To do:
Exclude the pictures and retype the entries as written.

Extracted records
◇ ◇ ◇ ◇ ◇ ◇ ◇

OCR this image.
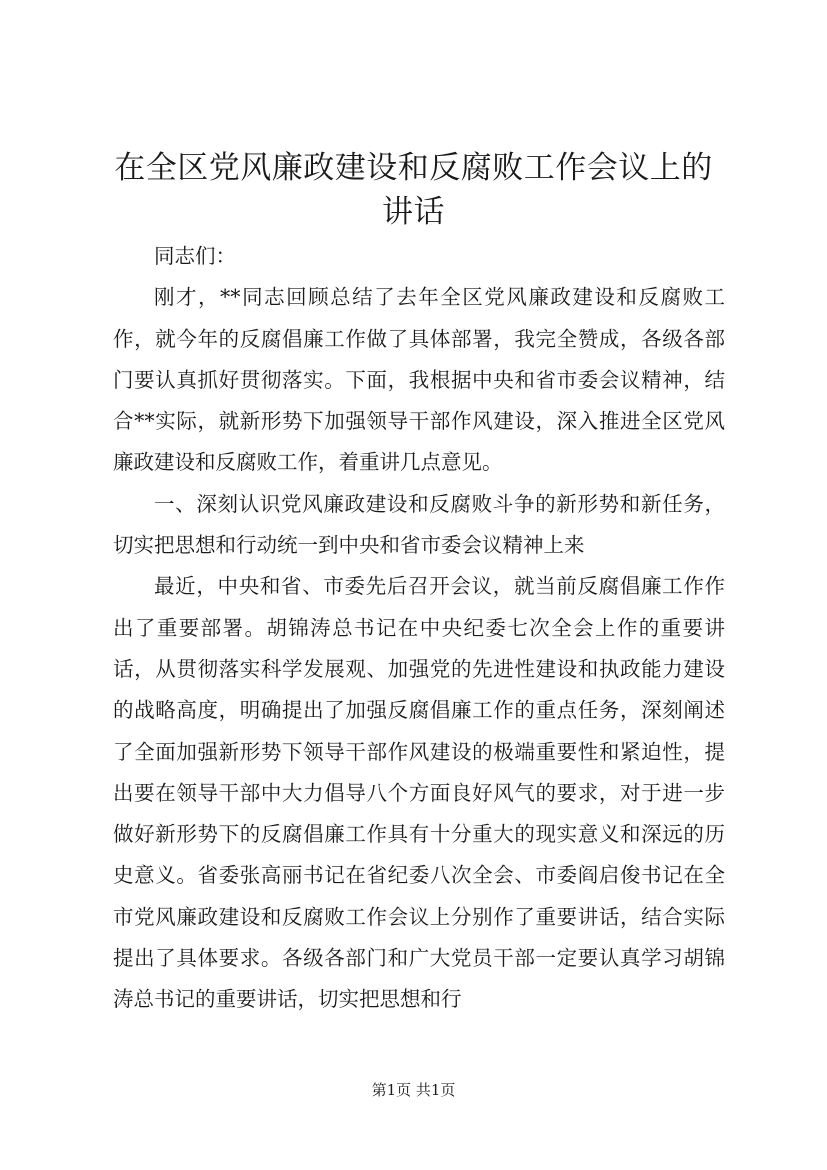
在全区党风廉政建设和反腐败工作会议上的讲话

同志们：

刚才，**同志回顾总结了去年全区党风廉政建设和反腐败工作，就今年的反腐倡廉工作做了具体部署，我完全赞成，各级各部门要认真抓好贯彻落实。下面，我根据中央和省市委会议精神，结合**实际，就新形势下加强领导干部作风建设，深入推进全区党风廉政建设和反腐败工作，着重讲几点意见。

一、深刻认识党风廉政建设和反腐败斗争的新形势和新任务，切实把思想和行动统一到中央和省市委会议精神上来

最近，中央和省、市委先后召开会议，就当前反腐倡廉工作作出了重要部署。胡锦涛总书记在中央纪委七次全会上作的重要讲话，从贯彻落实科学发展观、加强党的先进性建设和执政能力建设的战略高度，明确提出了加强反腐倡廉工作的重点任务，深刻阐述了全面加强新形势下领导干部作风建设的极端重要性和紧迫性，提出要在领导干部中大力倡导八个方面良好风气的要求，对于进一步做好新形势下的反腐倡廉工作具有十分重大的现实意义和深远的历史意义。省委张高丽书记在省纪委八次全会、市委阎启俊书记在全市党风廉政建设和反腐败工作会议上分别作了重要讲话，结合实际提出了具体要求。各级各部门和广大党员干部一定要认真学习胡锦涛总书记的重要讲话，切实把思想和行

第1页 共1页
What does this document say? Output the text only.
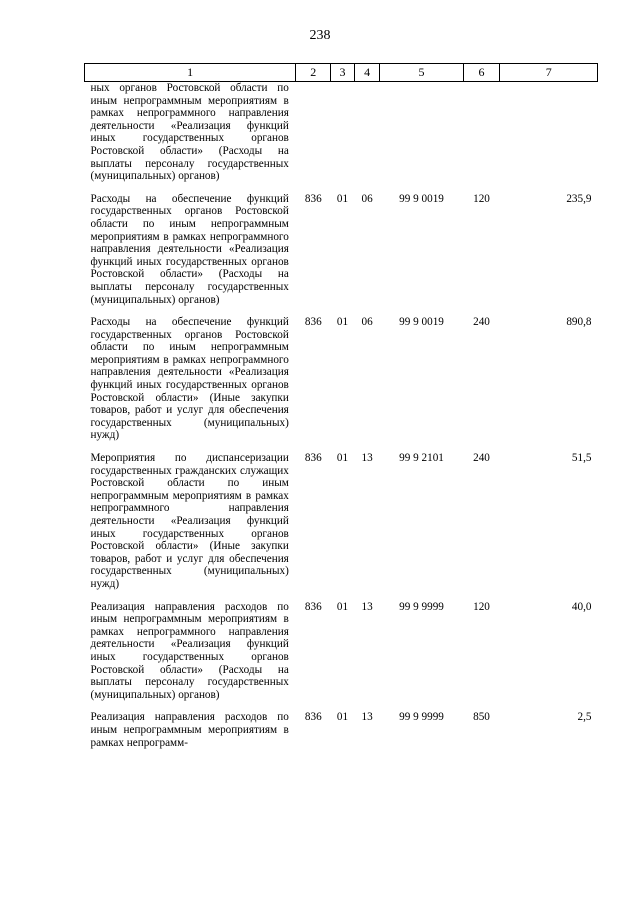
238
1	2	3	4	5	6	7
ных органов Ростовской области по иным непрограммным мероприятиям в рамках непрограммного направления деятельности «Реализация функций иных государственных органов Ростовской области» (Расходы на выплаты персоналу государственных (муниципальных) органов)						
Расходы на обеспечение функций государственных органов Ростовской области по иным непрограммным мероприятиям в рамках непрограммного направления деятельности «Реализация функций иных государственных органов Ростовской области» (Расходы на выплаты персоналу государственных (муниципальных) органов)	836	01	06	99 9 0019	120	235,9
Расходы на обеспечение функций государственных органов Ростовской области по иным непрограммным мероприятиям в рамках непрограммного направления деятельности «Реализация функций иных государственных органов Ростовской области» (Иные закупки товаров, работ и услуг для обеспечения государственных (муниципальных) нужд)	836	01	06	99 9 0019	240	890,8
Мероприятия по диспансеризации государственных гражданских служащих Ростовской области по иным непрограммным мероприятиям в рамках непрограммного направления деятельности «Реализация функций иных государственных органов Ростовской области» (Иные закупки товаров, работ и услуг для обеспечения государственных (муниципальных) нужд)	836	01	13	99 9 2101	240	51,5
Реализация направления расходов по иным непрограммным мероприятиям в рамках непрограммного направления деятельности «Реализация функций иных государственных органов Ростовской области» (Расходы на выплаты персоналу государственных (муниципальных) органов)	836	01	13	99 9 9999	120	40,0
Реализация направления расходов по иным непрограммным мероприятиям в рамках непрограмм-	836	01	13	99 9 9999	850	2,5
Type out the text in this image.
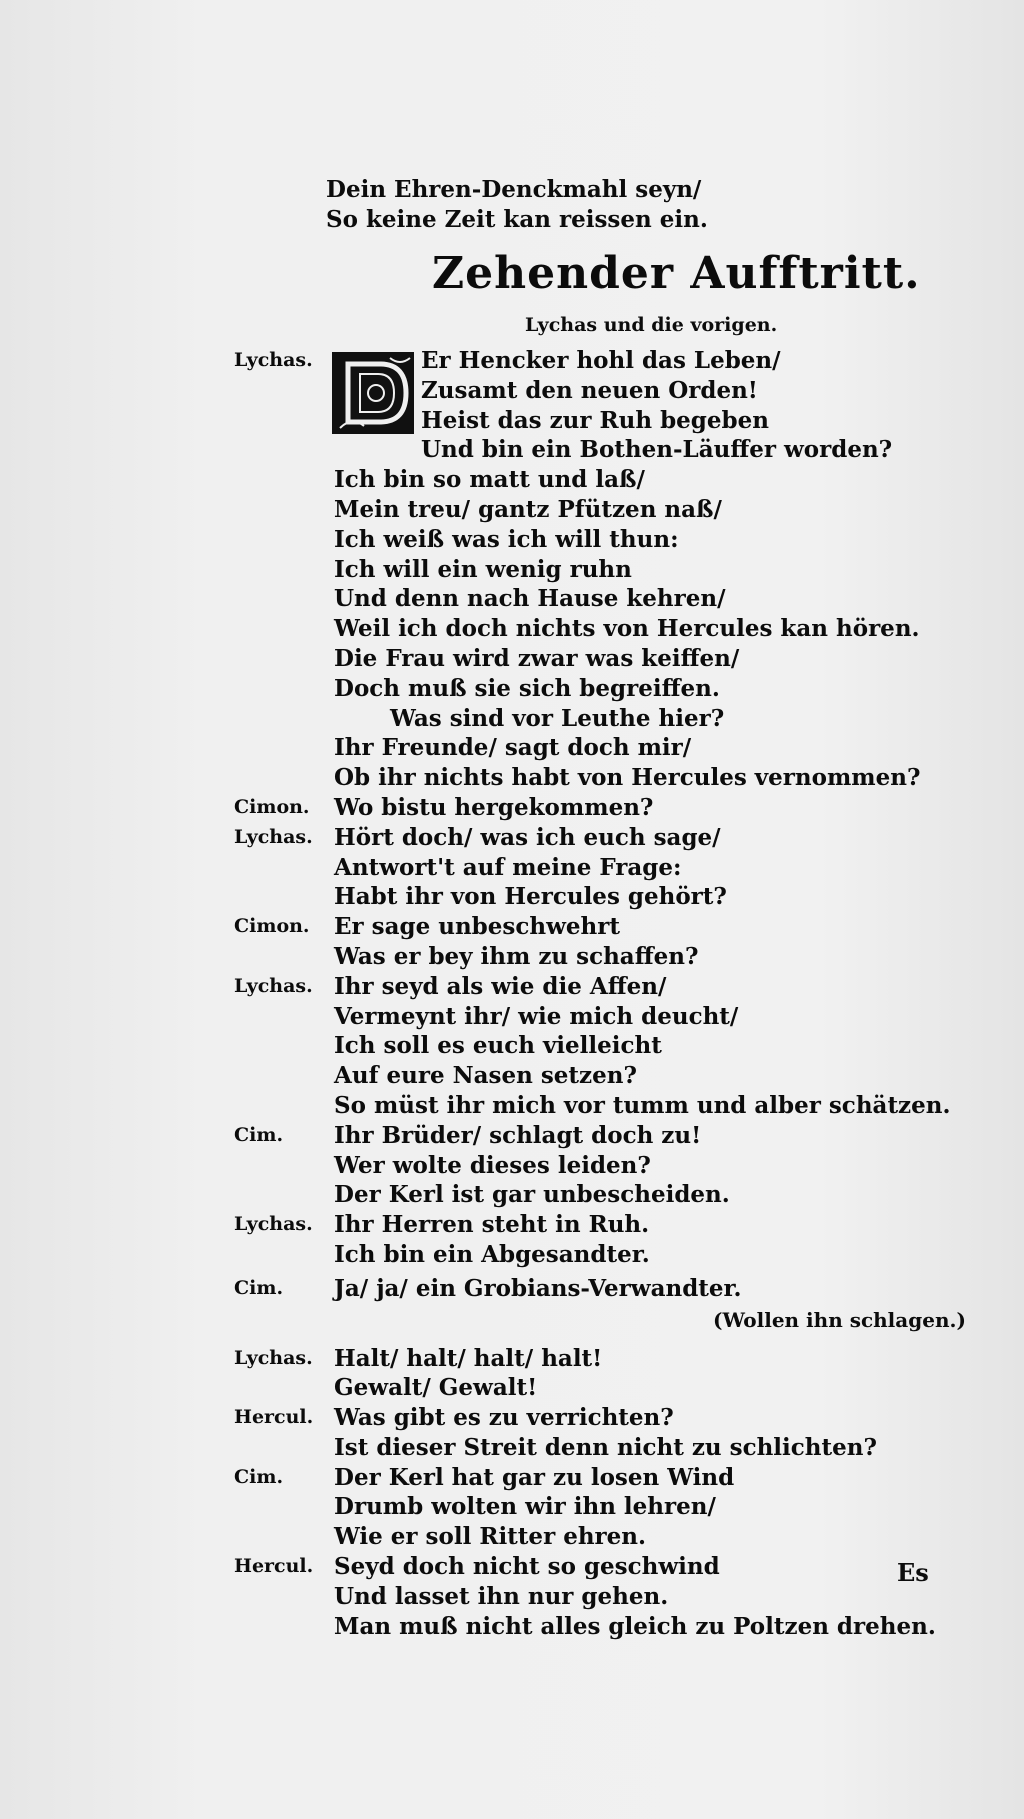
Dein Ehren-Denckmahl seyn/
So keine Zeit kan reissen ein.
Zehender Aufftritt.
Lychas und die vorigen.
Lychas.	Er Hencker hohl das Leben/
Zusamt den neuen Orden!
Heist das zur Ruh begeben
Und bin ein Bothen-Läuffer worden?
Ich bin so matt und laß/
Mein treu/ gantz Pfützen naß/
Ich weiß was ich will thun:
Ich will ein wenig ruhn
Und denn nach Hause kehren/
Weil ich doch nichts von Hercules kan hören.
Die Frau wird zwar was keiffen/
Doch muß sie sich begreiffen.
Was sind vor Leuthe hier?
Ihr Freunde/ sagt doch mir/
Ob ihr nichts habt von Hercules vernommen?
Cimon. Wo bistu hergekommen?
Lychas. Hört doch/ was ich euch sage/
Antwort't auf meine Frage:
Habt ihr von Hercules gehört?
Cimon. Er sage unbeschwehrt
Was er bey ihm zu schaffen?
Lychas. Ihr seyd als wie die Affen/
Vermeynt ihr/ wie mich deucht/
Ich soll es euch vielleicht
Auf eure Nasen setzen?
So müst ihr mich vor tumm und alber schätzen.
Cim. Ihr Brüder/ schlagt doch zu!
Wer wolte dieses leiden?
Der Kerl ist gar unbescheiden.
Lychas. Ihr Herren steht in Ruh.
Ich bin ein Abgesandter.
Cim. Ja/ ja/ ein Grobians-Verwandter.
(Wollen ihn schlagen.)
Lychas. Halt/ halt/ halt/ halt!
Gewalt/ Gewalt!
Hercul. Was gibt es zu verrichten?
Ist dieser Streit denn nicht zu schlichten?
Cim. Der Kerl hat gar zu losen Wind
Drumb wolten wir ihn lehren/
Wie er soll Ritter ehren.
Hercul. Seyd doch nicht so geschwind
Und lasset ihn nur gehen.
Man muß nicht alles gleich zu Poltzen drehen.
Es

◇ ◇ ◇ ◇ ◇ ◇ ◇

Correct output:
OCR this image.
在全区党风廉政建设和反腐败工作会议上的讲话

同志们：

刚才，**同志回顾总结了去年全区党风廉政建设和反腐败工作，就今年的反腐倡廉工作做了具体部署，我完全赞成，各级各部门要认真抓好贯彻落实。下面，我根据中央和省市委会议精神，结合**实际，就新形势下加强领导干部作风建设，深入推进全区党风廉政建设和反腐败工作，着重讲几点意见。

一、深刻认识党风廉政建设和反腐败斗争的新形势和新任务，切实把思想和行动统一到中央和省市委会议精神上来

最近，中央和省、市委先后召开会议，就当前反腐倡廉工作作出了重要部署。胡锦涛总书记在中央纪委七次全会上作的重要讲话，从贯彻落实科学发展观、加强党的先进性建设和执政能力建设的战略高度，明确提出了加强反腐倡廉工作的重点任务，深刻阐述了全面加强新形势下领导干部作风建设的极端重要性和紧迫性，提出要在领导干部中大力倡导八个方面良好风气的要求，对于进一步做好新形势下的反腐倡廉工作具有十分重大的现实意义和深远的历史意义。省委张高丽书记在省纪委八次全会、市委阎启俊书记在全市党风廉政建设和反腐败工作会议上分别作了重要讲话，结合实际提出了具体要求。各级各部门和广大党员干部一定要认真学习胡锦涛总书记的重要讲话，切实把思想和行

第1页 共1页
What does this document say? Output the text only.
238
1	2	3	4	5	6	7
ных органов Ростовской области по иным непрограммным мероприятиям в рамках непрограммного направления деятельности «Реализация функций иных государственных органов Ростовской области» (Расходы на выплаты персоналу государственных (муниципальных) органов)						
Расходы на обеспечение функций государственных органов Ростовской области по иным непрограммным мероприятиям в рамках непрограммного направления деятельности «Реализация функций иных государственных органов Ростовской области» (Расходы на выплаты персоналу государственных (муниципальных) органов)	836	01	06	99 9 0019	120	235,9
Расходы на обеспечение функций государственных органов Ростовской области по иным непрограммным мероприятиям в рамках непрограммного направления деятельности «Реализация функций иных государственных органов Ростовской области» (Иные закупки товаров, работ и услуг для обеспечения государственных (муниципальных) нужд)	836	01	06	99 9 0019	240	890,8
Мероприятия по диспансеризации государственных гражданских служащих Ростовской области по иным непрограммным мероприятиям в рамках непрограммного направления деятельности «Реализация функций иных государственных органов Ростовской области» (Иные закупки товаров, работ и услуг для обеспечения государственных (муниципальных) нужд)	836	01	13	99 9 2101	240	51,5
Реализация направления расходов по иным непрограммным мероприятиям в рамках непрограммного направления деятельности «Реализация функций иных государственных органов Ростовской области» (Расходы на выплаты персоналу государственных (муниципальных) органов)	836	01	13	99 9 9999	120	40,0
Реализация направления расходов по иным непрограммным мероприятиям в рамках непрограмм-	836	01	13	99 9 9999	850	2,5
Type out the text in this image.
Dein Ehren-Denckmahl seyn/
So keine Zeit kan reissen ein.
Zehender Aufftritt.
Lychas und die vorigen.
Lychas.	Er Hencker hohl das Leben/
Zusamt den neuen Orden!
Heist das zur Ruh begeben
Und bin ein Bothen-Läuffer worden?
Ich bin so matt und laß/
Mein treu/ gantz Pfützen naß/
Ich weiß was ich will thun:
Ich will ein wenig ruhn
Und denn nach Hause kehren/
Weil ich doch nichts von Hercules kan hören.
Die Frau wird zwar was keiffen/
Doch muß sie sich begreiffen.
Was sind vor Leuthe hier?
Ihr Freunde/ sagt doch mir/
Ob ihr nichts habt von Hercules vernommen?
Cimon. Wo bistu hergekommen?
Lychas. Hört doch/ was ich euch sage/
Antwort't auf meine Frage:
Habt ihr von Hercules gehört?
Cimon. Er sage unbeschwehrt
Was er bey ihm zu schaffen?
Lychas. Ihr seyd als wie die Affen/
Vermeynt ihr/ wie mich deucht/
Ich soll es euch vielleicht
Auf eure Nasen setzen?
So müst ihr mich vor tumm und alber schätzen.
Cim. Ihr Brüder/ schlagt doch zu!
Wer wolte dieses leiden?
Der Kerl ist gar unbescheiden.
Lychas. Ihr Herren steht in Ruh.
Ich bin ein Abgesandter.
Cim. Ja/ ja/ ein Grobians-Verwandter.
(Wollen ihn schlagen.)
Lychas. Halt/ halt/ halt/ halt!
Gewalt/ Gewalt!
Hercul. Was gibt es zu verrichten?
Ist dieser Streit denn nicht zu schlichten?
Cim. Der Kerl hat gar zu losen Wind
Drumb wolten wir ihn lehren/
Wie er soll Ritter ehren.
Hercul. Seyd doch nicht so geschwind
Und lasset ihn nur gehen.
Man muß nicht alles gleich zu Poltzen drehen.
Es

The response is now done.